EXCERPT →
-- Opening Marker --

In 1990, Hinn launched the television program ⁣⁣This Is Your Day⁣⁣. The program initially aired on the Trinity Broadcasting Network⁣⁣ and later appeared on several Christian television netowrks.

In 1999, Hinn stepped down as pastor of the Orlando Christian Center and moved his ministry's administrative headquarters to Grapevine, Texas.

In February 2024, Hinn held a Healing the Nation Crusade at Nyayo National Stadium in Nairobi, Kenya. Kenyan president William Ruto and First Lady Rachel Ruto attended, and Hinn's ministry said that more than 500,000 people attended the two-day event.

Former heavyweight champion Evander Holyfield, who was diagnosed with a non-compliant left ventricle, has credited his healing to Benny Hinn, stating that through God working through Hinn, he was healed as he had "a warm feeling" go through his chest as Hinn touched him.

Hinn has regularly appeared at Jesus Image, an Orlando charismatic ministry founded by his son-in-law Michael Koulianos. Jesus Image's archive lists Benny Hinn as a guest speaker at the church dating back to December 2019.

-- Closing Marker --

EXCERPTED RECORDS →
-- Opening Marker --

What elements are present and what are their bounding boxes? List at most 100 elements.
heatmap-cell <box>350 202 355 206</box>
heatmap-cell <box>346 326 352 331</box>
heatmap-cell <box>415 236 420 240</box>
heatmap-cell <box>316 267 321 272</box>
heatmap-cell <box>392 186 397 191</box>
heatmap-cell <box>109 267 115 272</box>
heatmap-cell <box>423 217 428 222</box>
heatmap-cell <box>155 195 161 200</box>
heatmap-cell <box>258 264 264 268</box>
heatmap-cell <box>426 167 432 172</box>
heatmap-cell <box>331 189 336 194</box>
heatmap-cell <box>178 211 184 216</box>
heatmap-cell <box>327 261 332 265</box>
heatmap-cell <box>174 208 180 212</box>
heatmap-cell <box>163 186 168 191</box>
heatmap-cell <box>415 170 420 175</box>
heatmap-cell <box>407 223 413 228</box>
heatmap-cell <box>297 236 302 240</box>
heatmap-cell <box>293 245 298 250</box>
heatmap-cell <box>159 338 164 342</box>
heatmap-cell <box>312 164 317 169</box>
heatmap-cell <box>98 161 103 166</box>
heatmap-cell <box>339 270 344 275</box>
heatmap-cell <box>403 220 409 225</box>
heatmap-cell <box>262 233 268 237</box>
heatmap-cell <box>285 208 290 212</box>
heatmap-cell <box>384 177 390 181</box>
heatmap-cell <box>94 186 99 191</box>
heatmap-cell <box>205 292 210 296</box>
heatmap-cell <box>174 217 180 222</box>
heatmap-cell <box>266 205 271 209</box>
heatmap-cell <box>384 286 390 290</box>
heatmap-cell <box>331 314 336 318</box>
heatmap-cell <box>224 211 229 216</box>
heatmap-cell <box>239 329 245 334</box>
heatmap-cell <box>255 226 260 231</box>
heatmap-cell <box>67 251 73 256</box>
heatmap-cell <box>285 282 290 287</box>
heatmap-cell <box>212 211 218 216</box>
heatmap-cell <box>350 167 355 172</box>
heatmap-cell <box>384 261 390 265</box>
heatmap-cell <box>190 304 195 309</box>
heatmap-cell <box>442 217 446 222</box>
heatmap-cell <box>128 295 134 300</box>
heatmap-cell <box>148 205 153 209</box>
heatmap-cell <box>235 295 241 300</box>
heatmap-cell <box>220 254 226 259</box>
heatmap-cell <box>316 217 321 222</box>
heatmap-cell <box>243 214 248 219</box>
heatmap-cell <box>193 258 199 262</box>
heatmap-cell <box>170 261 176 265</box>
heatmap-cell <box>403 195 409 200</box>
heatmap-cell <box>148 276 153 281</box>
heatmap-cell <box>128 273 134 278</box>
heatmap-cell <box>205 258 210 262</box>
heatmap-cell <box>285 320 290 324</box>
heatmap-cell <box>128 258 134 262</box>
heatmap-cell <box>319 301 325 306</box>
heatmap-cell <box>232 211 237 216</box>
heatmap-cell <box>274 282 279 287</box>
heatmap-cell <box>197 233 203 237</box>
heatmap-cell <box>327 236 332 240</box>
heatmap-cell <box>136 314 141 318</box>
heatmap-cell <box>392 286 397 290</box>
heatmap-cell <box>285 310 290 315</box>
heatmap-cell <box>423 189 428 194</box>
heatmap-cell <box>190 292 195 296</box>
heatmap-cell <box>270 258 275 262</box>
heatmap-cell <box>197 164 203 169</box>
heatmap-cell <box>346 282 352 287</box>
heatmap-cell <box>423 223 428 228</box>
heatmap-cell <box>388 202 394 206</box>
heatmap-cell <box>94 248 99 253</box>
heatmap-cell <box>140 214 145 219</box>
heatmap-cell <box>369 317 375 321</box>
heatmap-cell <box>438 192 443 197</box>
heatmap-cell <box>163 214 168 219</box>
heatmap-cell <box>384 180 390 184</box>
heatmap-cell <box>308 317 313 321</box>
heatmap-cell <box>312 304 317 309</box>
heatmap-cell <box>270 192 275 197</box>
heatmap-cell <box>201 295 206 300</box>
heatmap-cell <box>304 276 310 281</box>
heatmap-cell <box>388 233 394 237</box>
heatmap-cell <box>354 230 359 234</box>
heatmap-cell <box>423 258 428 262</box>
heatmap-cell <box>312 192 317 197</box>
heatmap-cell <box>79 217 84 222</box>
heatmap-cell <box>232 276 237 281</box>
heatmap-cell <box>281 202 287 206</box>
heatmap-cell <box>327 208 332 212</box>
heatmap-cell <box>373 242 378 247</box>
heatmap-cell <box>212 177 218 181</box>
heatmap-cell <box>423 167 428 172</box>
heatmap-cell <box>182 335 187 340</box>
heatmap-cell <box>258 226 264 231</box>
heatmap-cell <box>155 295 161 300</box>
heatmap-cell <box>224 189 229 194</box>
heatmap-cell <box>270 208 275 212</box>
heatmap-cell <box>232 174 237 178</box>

-- Closing Marker --

WORK ORDER 1 →
Copy the Benny Hinn text word for word, starting at "Former heavyweight champion" and ending at "Hinn touched him.".
WORK ORDER 2 →
Extend the text about Benny Hinn's ministry, picking up right after its final sentence.

TASK RESULT 1 →
Former heavyweight champion Evander Holyfield, who was diagnosed with a non-compliant left ventricle, has credited his healing to Benny Hinn, stating that through God working through Hinn, he was healed as he had "a warm feeling" go through his chest as Hinn touched him.

TASK RESULT 2 →
As of May 2024, Hinn's net worth is estimated to be approximately $60 million.

== Theology and practices ==
Hinn's teachings are charismatic and have been historically associated with the Word of Faith movement.

Hinn describes the anointing as the power of the Holy Spirit and has incorporated physical gestures into his healing services. He has been observed blowing on attendees, touching them, flicking his suit jacket toward members of the audience, after which people fall. Some participants fall backward.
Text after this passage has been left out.